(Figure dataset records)
++++++++++++++++++++

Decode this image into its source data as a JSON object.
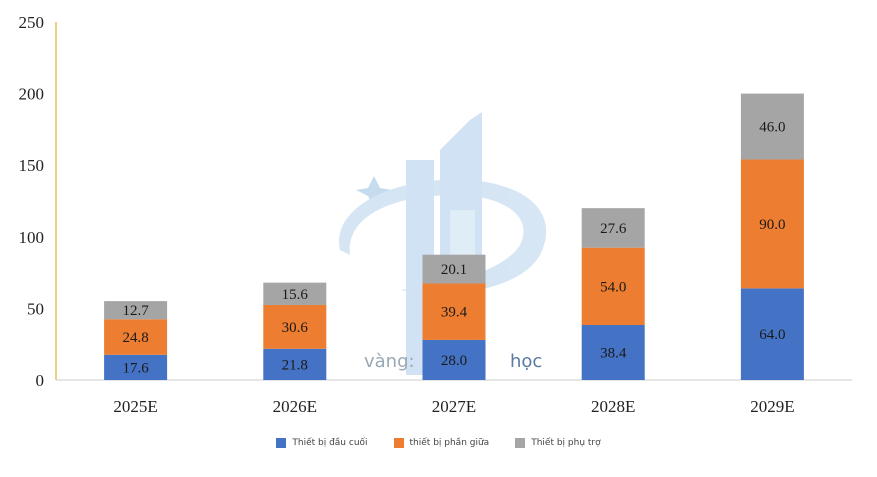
{
  "chart_data": {
    "type": "bar",
    "stacked": true,
    "categories": [
      "2025E",
      "2026E",
      "2027E",
      "2028E",
      "2029E"
    ],
    "series": [
      {
        "name": "Thiết bị đầu cuối",
        "color": "#4472c4",
        "values": [
          17.6,
          21.8,
          28.0,
          38.4,
          64.0
        ]
      },
      {
        "name": "thiết bị phần giữa",
        "color": "#ed7d31",
        "values": [
          24.8,
          30.6,
          39.4,
          54.0,
          90.0
        ]
      },
      {
        "name": "Thiết bị phụ trợ",
        "color": "#a5a5a5",
        "values": [
          12.7,
          15.6,
          20.1,
          27.6,
          46.0
        ]
      }
    ],
    "ylim": [
      0,
      250
    ],
    "yticks": [
      0,
      50,
      100,
      150,
      200,
      250
    ],
    "legend_position": "bottom",
    "grid": false
  },
  "watermark": {
    "left_text": "vàng:",
    "right_text": "học"
  }
}
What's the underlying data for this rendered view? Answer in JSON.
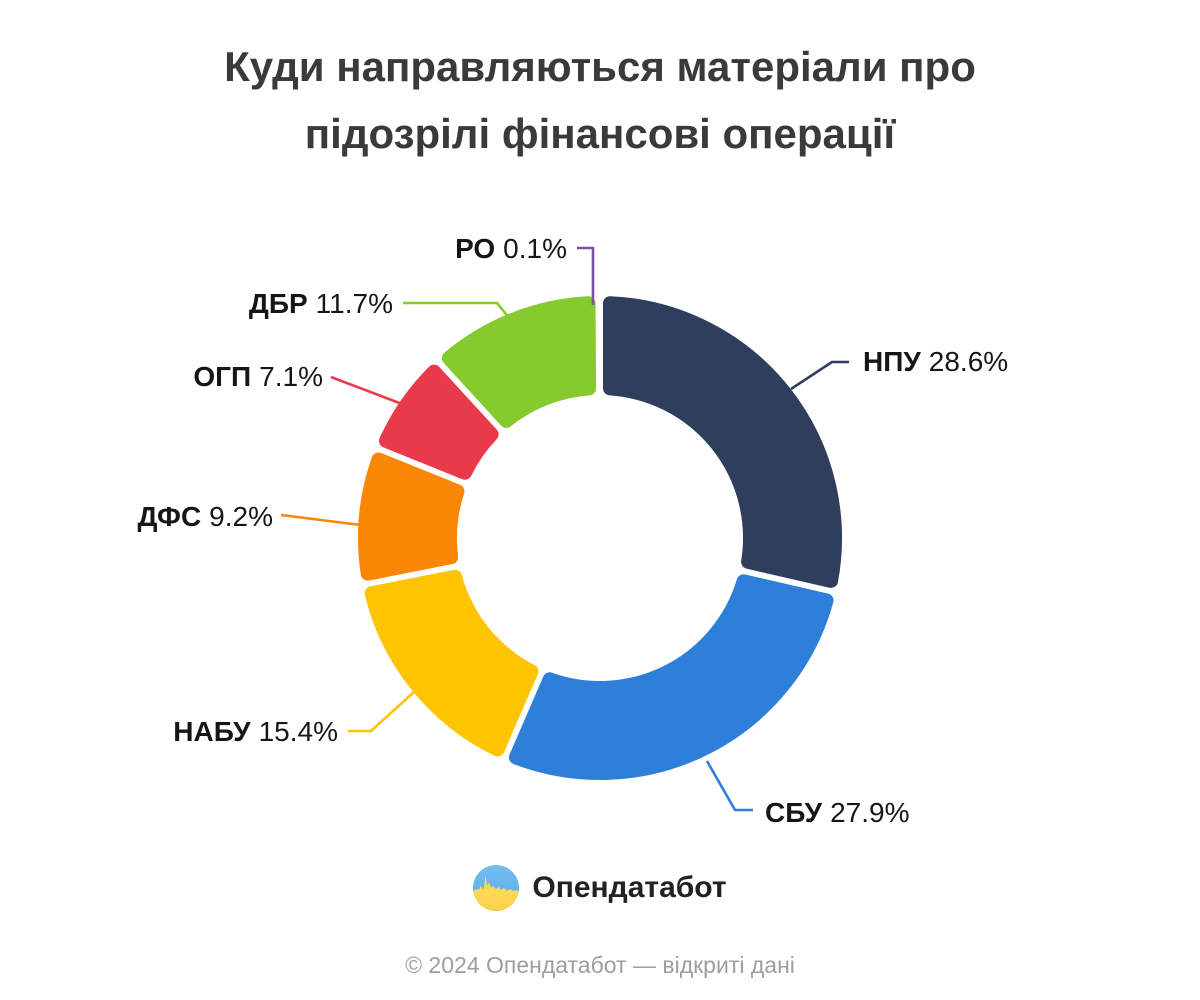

++++++++++++++++++++

WRITTEN PROBLEM:
Above are records with pictures; repeat the records exactly and leave the pictures out.

SOLUTION TO THE PROBLEM:
Decode this image into its source data as a JSON object.
{
  "chart_data": {
    "type": "bar",
    "stacked": true,
    "categories": [
      "2025E",
      "2026E",
      "2027E",
      "2028E",
      "2029E"
    ],
    "series": [
      {
        "name": "Thiết bị đầu cuối",
        "color": "#4472c4",
        "values": [
          17.6,
          21.8,
          28.0,
          38.4,
          64.0
        ]
      },
      {
        "name": "thiết bị phần giữa",
        "color": "#ed7d31",
        "values": [
          24.8,
          30.6,
          39.4,
          54.0,
          90.0
        ]
      },
      {
        "name": "Thiết bị phụ trợ",
        "color": "#a5a5a5",
        "values": [
          12.7,
          15.6,
          20.1,
          27.6,
          46.0
        ]
      }
    ],
    "ylim": [
      0,
      250
    ],
    "yticks": [
      0,
      50,
      100,
      150,
      200,
      250
    ],
    "legend_position": "bottom",
    "grid": false
  },
  "watermark": {
    "left_text": "vàng:",
    "right_text": "học"
  }
}
What's the underlying data for this rendered view? Answer in JSON.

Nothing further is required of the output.